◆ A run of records
-- start --

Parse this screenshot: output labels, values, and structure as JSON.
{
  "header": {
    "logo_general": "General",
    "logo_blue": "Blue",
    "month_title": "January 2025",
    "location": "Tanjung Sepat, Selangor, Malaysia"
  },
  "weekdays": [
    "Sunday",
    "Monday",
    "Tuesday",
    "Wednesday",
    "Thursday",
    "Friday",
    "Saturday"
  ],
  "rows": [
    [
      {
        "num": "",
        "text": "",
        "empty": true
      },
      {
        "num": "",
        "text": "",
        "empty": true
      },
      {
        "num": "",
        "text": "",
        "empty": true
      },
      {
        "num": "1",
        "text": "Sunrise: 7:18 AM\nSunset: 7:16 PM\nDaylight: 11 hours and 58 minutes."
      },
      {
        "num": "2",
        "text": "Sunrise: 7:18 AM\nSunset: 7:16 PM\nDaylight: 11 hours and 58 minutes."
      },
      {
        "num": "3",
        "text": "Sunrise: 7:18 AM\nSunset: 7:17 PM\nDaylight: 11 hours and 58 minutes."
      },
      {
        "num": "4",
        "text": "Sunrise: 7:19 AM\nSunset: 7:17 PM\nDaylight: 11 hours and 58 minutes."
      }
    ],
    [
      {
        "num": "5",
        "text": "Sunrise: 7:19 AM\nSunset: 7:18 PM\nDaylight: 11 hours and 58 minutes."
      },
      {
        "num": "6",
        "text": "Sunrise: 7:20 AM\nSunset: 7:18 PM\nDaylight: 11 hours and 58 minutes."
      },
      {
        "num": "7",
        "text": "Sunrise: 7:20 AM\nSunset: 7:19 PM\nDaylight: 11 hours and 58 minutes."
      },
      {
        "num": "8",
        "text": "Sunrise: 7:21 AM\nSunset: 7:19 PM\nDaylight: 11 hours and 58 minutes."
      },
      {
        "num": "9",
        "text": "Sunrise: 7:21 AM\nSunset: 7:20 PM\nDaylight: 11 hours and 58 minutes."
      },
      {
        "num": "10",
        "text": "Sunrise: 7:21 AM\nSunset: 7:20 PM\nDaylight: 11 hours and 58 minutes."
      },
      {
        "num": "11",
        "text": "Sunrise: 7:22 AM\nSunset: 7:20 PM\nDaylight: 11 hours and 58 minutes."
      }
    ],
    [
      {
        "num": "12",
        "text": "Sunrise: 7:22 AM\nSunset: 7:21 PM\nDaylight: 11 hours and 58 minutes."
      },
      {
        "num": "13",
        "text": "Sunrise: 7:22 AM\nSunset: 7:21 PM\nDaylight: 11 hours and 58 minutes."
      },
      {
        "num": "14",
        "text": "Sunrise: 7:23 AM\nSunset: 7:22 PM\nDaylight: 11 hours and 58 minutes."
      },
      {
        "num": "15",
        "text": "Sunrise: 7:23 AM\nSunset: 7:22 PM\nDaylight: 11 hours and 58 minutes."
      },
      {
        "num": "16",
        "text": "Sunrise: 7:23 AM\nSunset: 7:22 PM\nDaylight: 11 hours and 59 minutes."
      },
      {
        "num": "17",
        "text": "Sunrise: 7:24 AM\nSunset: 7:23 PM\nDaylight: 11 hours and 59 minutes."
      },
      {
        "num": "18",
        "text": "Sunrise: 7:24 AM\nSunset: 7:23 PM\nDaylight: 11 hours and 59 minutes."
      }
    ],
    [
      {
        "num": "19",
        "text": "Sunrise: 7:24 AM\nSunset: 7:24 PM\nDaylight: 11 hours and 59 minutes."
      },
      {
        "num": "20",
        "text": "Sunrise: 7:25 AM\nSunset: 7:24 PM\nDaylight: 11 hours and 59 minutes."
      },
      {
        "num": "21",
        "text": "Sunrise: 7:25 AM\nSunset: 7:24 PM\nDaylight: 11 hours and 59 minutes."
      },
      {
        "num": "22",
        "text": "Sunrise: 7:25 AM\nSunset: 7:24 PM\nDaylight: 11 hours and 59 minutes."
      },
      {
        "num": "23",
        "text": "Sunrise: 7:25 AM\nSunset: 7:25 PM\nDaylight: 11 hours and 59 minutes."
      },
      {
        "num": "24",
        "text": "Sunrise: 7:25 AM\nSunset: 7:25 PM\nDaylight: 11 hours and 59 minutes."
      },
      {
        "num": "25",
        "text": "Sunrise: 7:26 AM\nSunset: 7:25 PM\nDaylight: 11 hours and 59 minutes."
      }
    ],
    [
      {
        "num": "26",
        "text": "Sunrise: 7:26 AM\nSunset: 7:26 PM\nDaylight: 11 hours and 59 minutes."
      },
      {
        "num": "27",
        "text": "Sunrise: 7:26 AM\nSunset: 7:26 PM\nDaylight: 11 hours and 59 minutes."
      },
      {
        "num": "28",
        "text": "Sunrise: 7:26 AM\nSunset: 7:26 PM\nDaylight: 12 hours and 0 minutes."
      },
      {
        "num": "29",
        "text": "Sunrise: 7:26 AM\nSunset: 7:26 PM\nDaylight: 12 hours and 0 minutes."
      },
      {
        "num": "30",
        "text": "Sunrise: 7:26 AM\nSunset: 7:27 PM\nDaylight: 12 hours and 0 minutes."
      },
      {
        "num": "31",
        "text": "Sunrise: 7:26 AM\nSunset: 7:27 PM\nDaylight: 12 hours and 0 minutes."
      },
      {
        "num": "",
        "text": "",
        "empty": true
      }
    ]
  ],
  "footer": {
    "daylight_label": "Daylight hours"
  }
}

-- end --

◆ SET EXERCISE
Print out the whole listing exactly as it appears.

◆ EXERCISE OUTPUT
Parse this screenshot: output labels, values, and structure as JSON.
{
  "header": {
    "logo_general": "General",
    "logo_blue": "Blue",
    "month_title": "January 2025",
    "location": "Tanjung Sepat, Selangor, Malaysia"
  },
  "weekdays": [
    "Sunday",
    "Monday",
    "Tuesday",
    "Wednesday",
    "Thursday",
    "Friday",
    "Saturday"
  ],
  "rows": [
    [
      {
        "num": "",
        "text": "",
        "empty": true
      },
      {
        "num": "",
        "text": "",
        "empty": true
      },
      {
        "num": "",
        "text": "",
        "empty": true
      },
      {
        "num": "1",
        "text": "Sunrise: 7:18 AM\nSunset: 7:16 PM\nDaylight: 11 hours and 58 minutes."
      },
      {
        "num": "2",
        "text": "Sunrise: 7:18 AM\nSunset: 7:16 PM\nDaylight: 11 hours and 58 minutes."
      },
      {
        "num": "3",
        "text": "Sunrise: 7:18 AM\nSunset: 7:17 PM\nDaylight: 11 hours and 58 minutes."
      },
      {
        "num": "4",
        "text": "Sunrise: 7:19 AM\nSunset: 7:17 PM\nDaylight: 11 hours and 58 minutes."
      }
    ],
    [
      {
        "num": "5",
        "text": "Sunrise: 7:19 AM\nSunset: 7:18 PM\nDaylight: 11 hours and 58 minutes."
      },
      {
        "num": "6",
        "text": "Sunrise: 7:20 AM\nSunset: 7:18 PM\nDaylight: 11 hours and 58 minutes."
      },
      {
        "num": "7",
        "text": "Sunrise: 7:20 AM\nSunset: 7:19 PM\nDaylight: 11 hours and 58 minutes."
      },
      {
        "num": "8",
        "text": "Sunrise: 7:21 AM\nSunset: 7:19 PM\nDaylight: 11 hours and 58 minutes."
      },
      {
        "num": "9",
        "text": "Sunrise: 7:21 AM\nSunset: 7:20 PM\nDaylight: 11 hours and 58 minutes."
      },
      {
        "num": "10",
        "text": "Sunrise: 7:21 AM\nSunset: 7:20 PM\nDaylight: 11 hours and 58 minutes."
      },
      {
        "num": "11",
        "text": "Sunrise: 7:22 AM\nSunset: 7:20 PM\nDaylight: 11 hours and 58 minutes."
      }
    ],
    [
      {
        "num": "12",
        "text": "Sunrise: 7:22 AM\nSunset: 7:21 PM\nDaylight: 11 hours and 58 minutes."
      },
      {
        "num": "13",
        "text": "Sunrise: 7:22 AM\nSunset: 7:21 PM\nDaylight: 11 hours and 58 minutes."
      },
      {
        "num": "14",
        "text": "Sunrise: 7:23 AM\nSunset: 7:22 PM\nDaylight: 11 hours and 58 minutes."
      },
      {
        "num": "15",
        "text": "Sunrise: 7:23 AM\nSunset: 7:22 PM\nDaylight: 11 hours and 58 minutes."
      },
      {
        "num": "16",
        "text": "Sunrise: 7:23 AM\nSunset: 7:22 PM\nDaylight: 11 hours and 59 minutes."
      },
      {
        "num": "17",
        "text": "Sunrise: 7:24 AM\nSunset: 7:23 PM\nDaylight: 11 hours and 59 minutes."
      },
      {
        "num": "18",
        "text": "Sunrise: 7:24 AM\nSunset: 7:23 PM\nDaylight: 11 hours and 59 minutes."
      }
    ],
    [
      {
        "num": "19",
        "text": "Sunrise: 7:24 AM\nSunset: 7:24 PM\nDaylight: 11 hours and 59 minutes."
      },
      {
        "num": "20",
        "text": "Sunrise: 7:25 AM\nSunset: 7:24 PM\nDaylight: 11 hours and 59 minutes."
      },
      {
        "num": "21",
        "text": "Sunrise: 7:25 AM\nSunset: 7:24 PM\nDaylight: 11 hours and 59 minutes."
      },
      {
        "num": "22",
        "text": "Sunrise: 7:25 AM\nSunset: 7:24 PM\nDaylight: 11 hours and 59 minutes."
      },
      {
        "num": "23",
        "text": "Sunrise: 7:25 AM\nSunset: 7:25 PM\nDaylight: 11 hours and 59 minutes."
      },
      {
        "num": "24",
        "text": "Sunrise: 7:25 AM\nSunset: 7:25 PM\nDaylight: 11 hours and 59 minutes."
      },
      {
        "num": "25",
        "text": "Sunrise: 7:26 AM\nSunset: 7:25 PM\nDaylight: 11 hours and 59 minutes."
      }
    ],
    [
      {
        "num": "26",
        "text": "Sunrise: 7:26 AM\nSunset: 7:26 PM\nDaylight: 11 hours and 59 minutes."
      },
      {
        "num": "27",
        "text": "Sunrise: 7:26 AM\nSunset: 7:26 PM\nDaylight: 11 hours and 59 minutes."
      },
      {
        "num": "28",
        "text": "Sunrise: 7:26 AM\nSunset: 7:26 PM\nDaylight: 12 hours and 0 minutes."
      },
      {
        "num": "29",
        "text": "Sunrise: 7:26 AM\nSunset: 7:26 PM\nDaylight: 12 hours and 0 minutes."
      },
      {
        "num": "30",
        "text": "Sunrise: 7:26 AM\nSunset: 7:27 PM\nDaylight: 12 hours and 0 minutes."
      },
      {
        "num": "31",
        "text": "Sunrise: 7:26 AM\nSunset: 7:27 PM\nDaylight: 12 hours and 0 minutes."
      },
      {
        "num": "",
        "text": "",
        "empty": true
      }
    ]
  ],
  "footer": {
    "daylight_label": "Daylight hours"
  }
}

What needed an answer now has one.